(A block of data)
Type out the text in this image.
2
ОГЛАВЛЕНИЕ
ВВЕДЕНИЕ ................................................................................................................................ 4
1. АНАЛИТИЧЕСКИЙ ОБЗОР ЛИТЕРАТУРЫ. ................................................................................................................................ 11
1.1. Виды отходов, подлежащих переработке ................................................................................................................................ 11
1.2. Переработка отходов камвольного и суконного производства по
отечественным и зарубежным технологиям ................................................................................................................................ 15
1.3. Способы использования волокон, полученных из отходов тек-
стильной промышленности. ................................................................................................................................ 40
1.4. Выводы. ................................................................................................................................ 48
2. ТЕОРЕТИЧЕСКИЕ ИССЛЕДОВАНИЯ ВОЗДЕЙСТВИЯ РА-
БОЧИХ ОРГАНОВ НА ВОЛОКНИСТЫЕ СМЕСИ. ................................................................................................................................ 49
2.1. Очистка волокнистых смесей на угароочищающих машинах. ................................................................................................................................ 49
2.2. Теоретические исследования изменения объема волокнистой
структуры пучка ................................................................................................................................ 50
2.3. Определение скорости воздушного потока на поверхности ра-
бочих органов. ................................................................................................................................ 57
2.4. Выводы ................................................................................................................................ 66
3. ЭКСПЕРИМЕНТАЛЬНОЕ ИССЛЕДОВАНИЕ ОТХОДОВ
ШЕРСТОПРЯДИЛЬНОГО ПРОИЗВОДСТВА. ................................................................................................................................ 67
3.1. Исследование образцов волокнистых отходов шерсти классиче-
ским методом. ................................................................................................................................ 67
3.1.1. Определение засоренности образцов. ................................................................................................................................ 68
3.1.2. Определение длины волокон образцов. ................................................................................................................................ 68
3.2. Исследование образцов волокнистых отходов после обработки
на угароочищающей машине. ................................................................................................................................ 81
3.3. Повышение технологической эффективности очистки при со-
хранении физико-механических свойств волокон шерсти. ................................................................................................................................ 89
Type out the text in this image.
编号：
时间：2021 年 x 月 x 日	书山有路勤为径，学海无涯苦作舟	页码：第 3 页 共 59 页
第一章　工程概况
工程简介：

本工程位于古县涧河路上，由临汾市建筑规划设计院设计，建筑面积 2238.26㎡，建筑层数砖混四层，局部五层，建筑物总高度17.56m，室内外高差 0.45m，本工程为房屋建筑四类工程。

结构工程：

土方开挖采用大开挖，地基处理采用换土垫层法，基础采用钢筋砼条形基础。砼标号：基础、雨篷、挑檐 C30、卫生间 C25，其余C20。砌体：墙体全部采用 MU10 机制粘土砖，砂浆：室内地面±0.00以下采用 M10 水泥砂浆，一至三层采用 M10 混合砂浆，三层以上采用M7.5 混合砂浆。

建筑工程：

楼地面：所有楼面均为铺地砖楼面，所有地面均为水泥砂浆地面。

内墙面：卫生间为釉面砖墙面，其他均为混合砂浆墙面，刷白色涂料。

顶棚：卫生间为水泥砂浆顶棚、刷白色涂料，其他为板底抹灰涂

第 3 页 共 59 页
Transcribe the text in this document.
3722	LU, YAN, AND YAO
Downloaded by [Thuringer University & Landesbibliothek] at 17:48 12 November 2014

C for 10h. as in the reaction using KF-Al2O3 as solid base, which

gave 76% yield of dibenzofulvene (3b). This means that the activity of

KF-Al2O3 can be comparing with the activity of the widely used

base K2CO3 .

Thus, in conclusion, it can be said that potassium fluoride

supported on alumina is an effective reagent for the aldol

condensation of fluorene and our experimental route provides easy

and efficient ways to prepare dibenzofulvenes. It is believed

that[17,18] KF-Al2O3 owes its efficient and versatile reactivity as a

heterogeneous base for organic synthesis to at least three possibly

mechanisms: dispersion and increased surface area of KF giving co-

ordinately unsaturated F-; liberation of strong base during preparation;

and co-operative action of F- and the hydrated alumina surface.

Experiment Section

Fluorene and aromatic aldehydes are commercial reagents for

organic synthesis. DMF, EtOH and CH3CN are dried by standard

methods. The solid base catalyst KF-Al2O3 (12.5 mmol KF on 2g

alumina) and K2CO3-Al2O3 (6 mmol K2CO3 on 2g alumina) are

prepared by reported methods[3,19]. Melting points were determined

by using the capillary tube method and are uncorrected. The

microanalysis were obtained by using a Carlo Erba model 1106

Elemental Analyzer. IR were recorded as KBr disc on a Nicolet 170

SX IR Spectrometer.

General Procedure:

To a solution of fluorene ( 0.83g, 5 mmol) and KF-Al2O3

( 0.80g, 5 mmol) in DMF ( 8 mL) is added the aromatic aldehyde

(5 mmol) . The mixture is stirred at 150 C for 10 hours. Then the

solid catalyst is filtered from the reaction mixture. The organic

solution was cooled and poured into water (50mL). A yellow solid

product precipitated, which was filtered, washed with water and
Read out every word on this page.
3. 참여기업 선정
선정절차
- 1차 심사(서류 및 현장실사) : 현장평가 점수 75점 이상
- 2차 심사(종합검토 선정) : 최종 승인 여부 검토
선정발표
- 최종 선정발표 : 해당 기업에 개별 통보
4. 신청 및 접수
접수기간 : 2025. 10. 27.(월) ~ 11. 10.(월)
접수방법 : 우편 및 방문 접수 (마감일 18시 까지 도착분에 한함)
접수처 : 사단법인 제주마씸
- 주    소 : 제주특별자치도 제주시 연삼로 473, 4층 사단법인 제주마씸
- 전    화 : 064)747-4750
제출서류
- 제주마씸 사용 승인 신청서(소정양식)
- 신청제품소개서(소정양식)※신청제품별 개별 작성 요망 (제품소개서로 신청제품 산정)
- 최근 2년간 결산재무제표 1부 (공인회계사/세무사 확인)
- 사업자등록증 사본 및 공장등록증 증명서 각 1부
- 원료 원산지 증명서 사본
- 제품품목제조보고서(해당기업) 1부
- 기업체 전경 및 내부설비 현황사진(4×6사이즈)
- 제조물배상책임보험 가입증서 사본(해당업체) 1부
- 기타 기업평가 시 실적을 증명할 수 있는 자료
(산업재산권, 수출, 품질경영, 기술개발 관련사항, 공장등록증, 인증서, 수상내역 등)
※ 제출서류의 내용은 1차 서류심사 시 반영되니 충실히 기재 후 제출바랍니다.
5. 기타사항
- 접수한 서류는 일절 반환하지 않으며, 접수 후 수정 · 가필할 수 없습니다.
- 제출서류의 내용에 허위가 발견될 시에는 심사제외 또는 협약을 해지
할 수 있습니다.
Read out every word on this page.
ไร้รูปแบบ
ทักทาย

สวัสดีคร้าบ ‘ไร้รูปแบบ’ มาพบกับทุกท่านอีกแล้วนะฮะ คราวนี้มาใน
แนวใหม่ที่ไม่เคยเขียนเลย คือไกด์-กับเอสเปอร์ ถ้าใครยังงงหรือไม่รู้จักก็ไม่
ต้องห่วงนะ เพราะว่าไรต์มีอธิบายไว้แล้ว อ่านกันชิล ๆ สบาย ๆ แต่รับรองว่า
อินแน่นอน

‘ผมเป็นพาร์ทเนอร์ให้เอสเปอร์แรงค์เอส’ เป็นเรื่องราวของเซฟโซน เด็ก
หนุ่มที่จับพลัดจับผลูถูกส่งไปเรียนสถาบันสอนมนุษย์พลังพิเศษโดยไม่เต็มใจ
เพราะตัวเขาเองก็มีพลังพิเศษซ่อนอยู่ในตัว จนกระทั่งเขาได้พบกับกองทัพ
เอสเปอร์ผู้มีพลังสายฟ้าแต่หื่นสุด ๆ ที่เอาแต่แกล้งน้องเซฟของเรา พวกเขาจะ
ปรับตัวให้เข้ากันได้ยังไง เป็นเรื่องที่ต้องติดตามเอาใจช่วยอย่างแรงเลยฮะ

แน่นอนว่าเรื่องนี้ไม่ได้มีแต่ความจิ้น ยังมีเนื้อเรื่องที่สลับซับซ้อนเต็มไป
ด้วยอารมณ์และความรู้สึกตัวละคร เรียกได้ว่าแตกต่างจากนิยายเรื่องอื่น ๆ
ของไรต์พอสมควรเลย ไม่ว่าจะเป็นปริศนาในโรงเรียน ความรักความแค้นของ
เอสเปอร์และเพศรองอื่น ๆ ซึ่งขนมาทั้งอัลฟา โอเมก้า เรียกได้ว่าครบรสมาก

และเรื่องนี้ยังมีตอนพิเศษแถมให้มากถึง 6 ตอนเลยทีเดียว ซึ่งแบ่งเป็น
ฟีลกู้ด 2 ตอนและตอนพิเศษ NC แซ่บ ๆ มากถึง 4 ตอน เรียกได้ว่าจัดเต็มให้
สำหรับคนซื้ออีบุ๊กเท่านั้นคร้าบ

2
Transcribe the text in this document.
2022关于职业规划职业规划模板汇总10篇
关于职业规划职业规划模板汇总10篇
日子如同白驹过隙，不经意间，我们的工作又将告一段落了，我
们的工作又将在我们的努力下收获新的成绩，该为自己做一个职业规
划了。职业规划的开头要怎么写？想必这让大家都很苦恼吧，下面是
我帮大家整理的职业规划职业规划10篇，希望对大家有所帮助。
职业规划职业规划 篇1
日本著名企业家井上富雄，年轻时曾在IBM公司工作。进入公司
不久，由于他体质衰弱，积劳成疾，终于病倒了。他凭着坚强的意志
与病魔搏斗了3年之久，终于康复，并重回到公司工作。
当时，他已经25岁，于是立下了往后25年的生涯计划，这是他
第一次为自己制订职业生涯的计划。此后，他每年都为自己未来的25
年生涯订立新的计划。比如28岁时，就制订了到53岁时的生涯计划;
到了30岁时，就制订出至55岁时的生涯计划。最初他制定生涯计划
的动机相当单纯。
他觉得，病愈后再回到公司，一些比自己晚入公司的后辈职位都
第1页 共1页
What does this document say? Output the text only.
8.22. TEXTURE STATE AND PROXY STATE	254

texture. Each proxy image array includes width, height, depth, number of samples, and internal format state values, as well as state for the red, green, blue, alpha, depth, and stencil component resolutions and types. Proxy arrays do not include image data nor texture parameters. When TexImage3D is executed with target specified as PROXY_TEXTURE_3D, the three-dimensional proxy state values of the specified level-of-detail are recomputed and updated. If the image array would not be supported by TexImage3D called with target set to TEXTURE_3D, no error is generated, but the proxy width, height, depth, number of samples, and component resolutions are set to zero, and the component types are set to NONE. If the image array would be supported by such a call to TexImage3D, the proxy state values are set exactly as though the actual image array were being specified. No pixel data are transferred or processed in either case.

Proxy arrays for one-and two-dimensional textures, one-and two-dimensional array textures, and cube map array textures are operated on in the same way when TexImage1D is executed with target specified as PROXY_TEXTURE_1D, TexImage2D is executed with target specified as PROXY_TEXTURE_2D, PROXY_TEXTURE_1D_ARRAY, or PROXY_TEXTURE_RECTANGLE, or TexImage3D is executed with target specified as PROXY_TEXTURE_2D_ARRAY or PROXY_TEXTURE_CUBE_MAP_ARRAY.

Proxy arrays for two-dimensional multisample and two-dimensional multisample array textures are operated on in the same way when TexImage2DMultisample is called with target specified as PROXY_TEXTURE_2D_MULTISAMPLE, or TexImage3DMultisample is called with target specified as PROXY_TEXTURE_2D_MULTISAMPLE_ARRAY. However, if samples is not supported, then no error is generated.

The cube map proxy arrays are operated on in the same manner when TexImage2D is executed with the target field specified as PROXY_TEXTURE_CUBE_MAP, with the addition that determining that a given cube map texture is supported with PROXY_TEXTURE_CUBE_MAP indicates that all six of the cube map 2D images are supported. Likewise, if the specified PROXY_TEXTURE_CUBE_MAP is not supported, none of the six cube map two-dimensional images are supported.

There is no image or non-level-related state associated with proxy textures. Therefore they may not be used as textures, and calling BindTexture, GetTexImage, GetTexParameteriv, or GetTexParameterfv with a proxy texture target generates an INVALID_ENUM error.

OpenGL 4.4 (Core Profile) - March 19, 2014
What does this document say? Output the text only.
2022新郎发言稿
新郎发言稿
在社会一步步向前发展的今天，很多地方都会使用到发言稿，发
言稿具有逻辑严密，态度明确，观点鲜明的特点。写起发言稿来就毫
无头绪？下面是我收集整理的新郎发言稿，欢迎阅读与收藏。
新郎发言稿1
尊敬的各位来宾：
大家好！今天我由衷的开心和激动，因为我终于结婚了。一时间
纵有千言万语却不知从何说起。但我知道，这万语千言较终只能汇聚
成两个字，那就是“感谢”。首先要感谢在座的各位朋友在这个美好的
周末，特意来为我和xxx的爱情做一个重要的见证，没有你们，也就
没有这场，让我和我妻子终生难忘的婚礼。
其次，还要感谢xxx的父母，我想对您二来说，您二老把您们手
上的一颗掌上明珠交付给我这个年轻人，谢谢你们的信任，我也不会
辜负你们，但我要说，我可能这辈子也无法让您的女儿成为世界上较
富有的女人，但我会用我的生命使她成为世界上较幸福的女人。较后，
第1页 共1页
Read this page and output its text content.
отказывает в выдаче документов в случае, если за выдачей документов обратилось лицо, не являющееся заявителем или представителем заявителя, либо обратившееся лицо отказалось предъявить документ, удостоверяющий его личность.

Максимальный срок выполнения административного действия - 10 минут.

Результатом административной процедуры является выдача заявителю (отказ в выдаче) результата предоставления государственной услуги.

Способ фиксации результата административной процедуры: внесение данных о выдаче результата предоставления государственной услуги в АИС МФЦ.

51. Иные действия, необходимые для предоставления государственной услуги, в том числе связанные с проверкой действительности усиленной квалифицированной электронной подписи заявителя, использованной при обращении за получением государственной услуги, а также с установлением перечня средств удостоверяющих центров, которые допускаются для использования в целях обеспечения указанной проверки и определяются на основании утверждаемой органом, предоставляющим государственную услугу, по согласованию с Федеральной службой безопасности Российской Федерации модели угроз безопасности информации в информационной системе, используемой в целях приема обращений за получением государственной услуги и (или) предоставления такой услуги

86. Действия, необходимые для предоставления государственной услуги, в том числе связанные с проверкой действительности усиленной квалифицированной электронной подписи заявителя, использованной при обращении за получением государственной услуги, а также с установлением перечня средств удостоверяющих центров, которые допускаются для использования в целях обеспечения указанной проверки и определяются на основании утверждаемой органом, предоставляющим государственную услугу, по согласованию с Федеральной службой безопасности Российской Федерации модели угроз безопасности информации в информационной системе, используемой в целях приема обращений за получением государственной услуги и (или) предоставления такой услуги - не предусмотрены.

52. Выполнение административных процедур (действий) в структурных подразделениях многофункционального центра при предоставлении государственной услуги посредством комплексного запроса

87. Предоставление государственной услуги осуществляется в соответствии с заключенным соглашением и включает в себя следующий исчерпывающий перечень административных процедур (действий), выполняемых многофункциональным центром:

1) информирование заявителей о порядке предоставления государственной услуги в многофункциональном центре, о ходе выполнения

WHAT YOU SHOULD DO
Pull out all lines containing "water".

RIGHT ANSWER
solution was cooled and poured into water (50mL). A yellow solid
product precipitated, which was filtered, washed with water and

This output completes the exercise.